**Dataset entries:**
>>>

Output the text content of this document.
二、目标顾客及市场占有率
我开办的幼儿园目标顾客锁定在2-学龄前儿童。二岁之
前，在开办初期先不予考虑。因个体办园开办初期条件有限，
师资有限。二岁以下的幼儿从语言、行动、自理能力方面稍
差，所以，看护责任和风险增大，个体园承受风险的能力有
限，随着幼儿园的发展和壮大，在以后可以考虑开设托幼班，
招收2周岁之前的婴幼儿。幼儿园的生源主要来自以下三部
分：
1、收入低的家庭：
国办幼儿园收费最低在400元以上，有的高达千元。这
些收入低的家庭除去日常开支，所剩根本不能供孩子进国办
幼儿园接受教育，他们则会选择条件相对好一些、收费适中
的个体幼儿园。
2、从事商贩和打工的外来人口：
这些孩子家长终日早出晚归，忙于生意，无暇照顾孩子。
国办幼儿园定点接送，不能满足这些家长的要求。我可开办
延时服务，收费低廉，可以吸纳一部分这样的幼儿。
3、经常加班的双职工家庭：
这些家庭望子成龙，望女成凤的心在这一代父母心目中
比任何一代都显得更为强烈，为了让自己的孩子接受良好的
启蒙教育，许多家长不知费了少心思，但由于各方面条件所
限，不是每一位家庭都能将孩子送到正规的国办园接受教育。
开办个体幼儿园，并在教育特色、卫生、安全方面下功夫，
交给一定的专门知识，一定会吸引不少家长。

<<<

Extract all of the material exactly as it is written.

**Result for this task:**
Output the text content of this document.
二、目标顾客及市场占有率
我开办的幼儿园目标顾客锁定在2-学龄前儿童。二岁之
前，在开办初期先不予考虑。因个体办园开办初期条件有限，
师资有限。二岁以下的幼儿从语言、行动、自理能力方面稍
差，所以，看护责任和风险增大，个体园承受风险的能力有
限，随着幼儿园的发展和壮大，在以后可以考虑开设托幼班，
招收2周岁之前的婴幼儿。幼儿园的生源主要来自以下三部
分：
1、收入低的家庭：
国办幼儿园收费最低在400元以上，有的高达千元。这
些收入低的家庭除去日常开支，所剩根本不能供孩子进国办
幼儿园接受教育，他们则会选择条件相对好一些、收费适中
的个体幼儿园。
2、从事商贩和打工的外来人口：
这些孩子家长终日早出晚归，忙于生意，无暇照顾孩子。
国办幼儿园定点接送，不能满足这些家长的要求。我可开办
延时服务，收费低廉，可以吸纳一部分这样的幼儿。
3、经常加班的双职工家庭：
这些家庭望子成龙，望女成凤的心在这一代父母心目中
比任何一代都显得更为强烈，为了让自己的孩子接受良好的
启蒙教育，许多家长不知费了少心思，但由于各方面条件所
限，不是每一位家庭都能将孩子送到正规的国办园接受教育。
开办个体幼儿园，并在教育特色、卫生、安全方面下功夫，
交给一定的专门知识，一定会吸引不少家长。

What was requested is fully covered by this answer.